==== Input records

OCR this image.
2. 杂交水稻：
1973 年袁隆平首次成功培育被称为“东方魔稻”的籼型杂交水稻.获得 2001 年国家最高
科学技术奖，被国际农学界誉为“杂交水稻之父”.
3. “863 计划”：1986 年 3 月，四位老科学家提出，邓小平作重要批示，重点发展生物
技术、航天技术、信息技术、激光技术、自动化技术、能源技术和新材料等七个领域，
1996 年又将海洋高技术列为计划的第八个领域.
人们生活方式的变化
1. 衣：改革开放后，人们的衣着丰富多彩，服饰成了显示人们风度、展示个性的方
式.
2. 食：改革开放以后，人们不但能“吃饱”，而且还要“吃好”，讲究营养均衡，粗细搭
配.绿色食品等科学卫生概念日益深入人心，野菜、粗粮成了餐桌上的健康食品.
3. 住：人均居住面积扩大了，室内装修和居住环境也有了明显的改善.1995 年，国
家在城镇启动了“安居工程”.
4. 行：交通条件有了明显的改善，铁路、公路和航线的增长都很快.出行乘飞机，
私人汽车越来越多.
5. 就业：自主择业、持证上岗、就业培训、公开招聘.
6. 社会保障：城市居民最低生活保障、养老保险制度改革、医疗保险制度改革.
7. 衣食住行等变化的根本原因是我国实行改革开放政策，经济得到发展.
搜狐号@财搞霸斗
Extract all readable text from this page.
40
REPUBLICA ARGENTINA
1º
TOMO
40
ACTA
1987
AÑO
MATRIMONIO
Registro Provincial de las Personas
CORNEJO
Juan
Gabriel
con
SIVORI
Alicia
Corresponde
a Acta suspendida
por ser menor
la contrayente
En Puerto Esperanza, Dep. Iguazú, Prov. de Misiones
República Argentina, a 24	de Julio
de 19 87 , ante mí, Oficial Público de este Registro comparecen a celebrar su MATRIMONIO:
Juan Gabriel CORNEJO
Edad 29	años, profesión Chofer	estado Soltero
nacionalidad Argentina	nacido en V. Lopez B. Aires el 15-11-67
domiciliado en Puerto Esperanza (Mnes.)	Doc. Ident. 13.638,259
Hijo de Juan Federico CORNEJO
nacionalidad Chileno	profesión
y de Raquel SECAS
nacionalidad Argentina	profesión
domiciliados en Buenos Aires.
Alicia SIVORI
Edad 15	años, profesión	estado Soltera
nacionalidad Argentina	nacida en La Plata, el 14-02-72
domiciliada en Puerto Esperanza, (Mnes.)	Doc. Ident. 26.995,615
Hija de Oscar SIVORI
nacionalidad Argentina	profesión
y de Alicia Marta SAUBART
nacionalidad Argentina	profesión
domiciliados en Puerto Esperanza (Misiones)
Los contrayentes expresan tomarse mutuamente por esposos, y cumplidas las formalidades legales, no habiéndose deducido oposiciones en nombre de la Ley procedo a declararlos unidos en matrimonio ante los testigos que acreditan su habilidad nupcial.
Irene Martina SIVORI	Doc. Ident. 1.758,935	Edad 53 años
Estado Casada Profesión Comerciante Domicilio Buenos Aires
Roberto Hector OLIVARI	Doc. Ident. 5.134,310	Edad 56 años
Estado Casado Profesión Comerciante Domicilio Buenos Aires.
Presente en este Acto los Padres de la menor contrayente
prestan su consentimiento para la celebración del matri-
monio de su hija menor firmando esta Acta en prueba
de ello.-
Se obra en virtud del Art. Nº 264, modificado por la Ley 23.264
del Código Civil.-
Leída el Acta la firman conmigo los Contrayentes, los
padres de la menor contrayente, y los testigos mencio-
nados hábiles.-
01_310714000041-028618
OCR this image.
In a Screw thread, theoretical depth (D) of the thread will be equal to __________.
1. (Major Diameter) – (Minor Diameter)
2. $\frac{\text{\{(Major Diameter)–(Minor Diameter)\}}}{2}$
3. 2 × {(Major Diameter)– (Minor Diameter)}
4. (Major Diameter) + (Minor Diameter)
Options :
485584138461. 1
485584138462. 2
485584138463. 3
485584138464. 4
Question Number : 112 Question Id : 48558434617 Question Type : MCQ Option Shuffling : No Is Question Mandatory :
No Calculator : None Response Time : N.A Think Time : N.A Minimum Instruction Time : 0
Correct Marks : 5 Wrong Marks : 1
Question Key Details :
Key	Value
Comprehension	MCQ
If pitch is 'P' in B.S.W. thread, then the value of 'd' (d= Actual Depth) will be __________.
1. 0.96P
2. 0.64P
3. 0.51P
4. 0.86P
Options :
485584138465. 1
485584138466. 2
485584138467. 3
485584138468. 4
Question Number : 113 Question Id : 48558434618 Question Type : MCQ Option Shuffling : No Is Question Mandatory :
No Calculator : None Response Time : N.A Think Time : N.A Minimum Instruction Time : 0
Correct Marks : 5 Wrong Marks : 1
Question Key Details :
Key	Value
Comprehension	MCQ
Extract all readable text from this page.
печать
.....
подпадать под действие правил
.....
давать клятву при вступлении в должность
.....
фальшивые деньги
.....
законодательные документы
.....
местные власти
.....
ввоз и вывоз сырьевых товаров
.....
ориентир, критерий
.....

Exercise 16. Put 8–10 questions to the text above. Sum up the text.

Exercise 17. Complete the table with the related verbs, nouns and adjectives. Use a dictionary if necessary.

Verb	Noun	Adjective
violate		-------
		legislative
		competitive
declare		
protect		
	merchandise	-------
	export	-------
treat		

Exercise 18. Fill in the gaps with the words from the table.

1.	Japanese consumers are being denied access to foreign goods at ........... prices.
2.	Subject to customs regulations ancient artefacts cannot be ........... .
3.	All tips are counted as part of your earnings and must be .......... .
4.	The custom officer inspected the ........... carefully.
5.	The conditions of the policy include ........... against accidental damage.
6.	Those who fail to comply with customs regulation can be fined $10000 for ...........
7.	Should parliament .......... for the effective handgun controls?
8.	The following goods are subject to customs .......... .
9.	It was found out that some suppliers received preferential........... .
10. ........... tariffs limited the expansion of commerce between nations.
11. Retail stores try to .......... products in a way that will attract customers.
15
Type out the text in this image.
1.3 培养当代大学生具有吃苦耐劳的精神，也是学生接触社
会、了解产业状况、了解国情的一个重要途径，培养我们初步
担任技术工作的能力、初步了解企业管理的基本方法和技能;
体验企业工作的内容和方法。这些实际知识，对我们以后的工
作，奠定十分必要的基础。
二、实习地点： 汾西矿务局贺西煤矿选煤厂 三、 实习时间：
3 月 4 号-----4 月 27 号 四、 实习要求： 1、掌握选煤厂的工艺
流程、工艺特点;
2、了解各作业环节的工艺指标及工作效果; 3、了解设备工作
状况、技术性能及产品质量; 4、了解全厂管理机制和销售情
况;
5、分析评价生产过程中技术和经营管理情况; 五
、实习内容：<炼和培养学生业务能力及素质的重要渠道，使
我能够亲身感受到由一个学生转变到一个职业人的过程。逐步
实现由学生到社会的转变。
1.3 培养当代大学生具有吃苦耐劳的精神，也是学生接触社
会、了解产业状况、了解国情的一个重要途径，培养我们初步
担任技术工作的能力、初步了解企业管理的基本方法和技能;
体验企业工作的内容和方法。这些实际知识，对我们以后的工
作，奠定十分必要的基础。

========

In the records above, locate every line with the string "este" and copy it.

de 19 87 , ante mí, Oficial Público de este Registro comparecen a celebrar su MATRIMONIO:
Presente en este Acto los Padres de la menor contrayente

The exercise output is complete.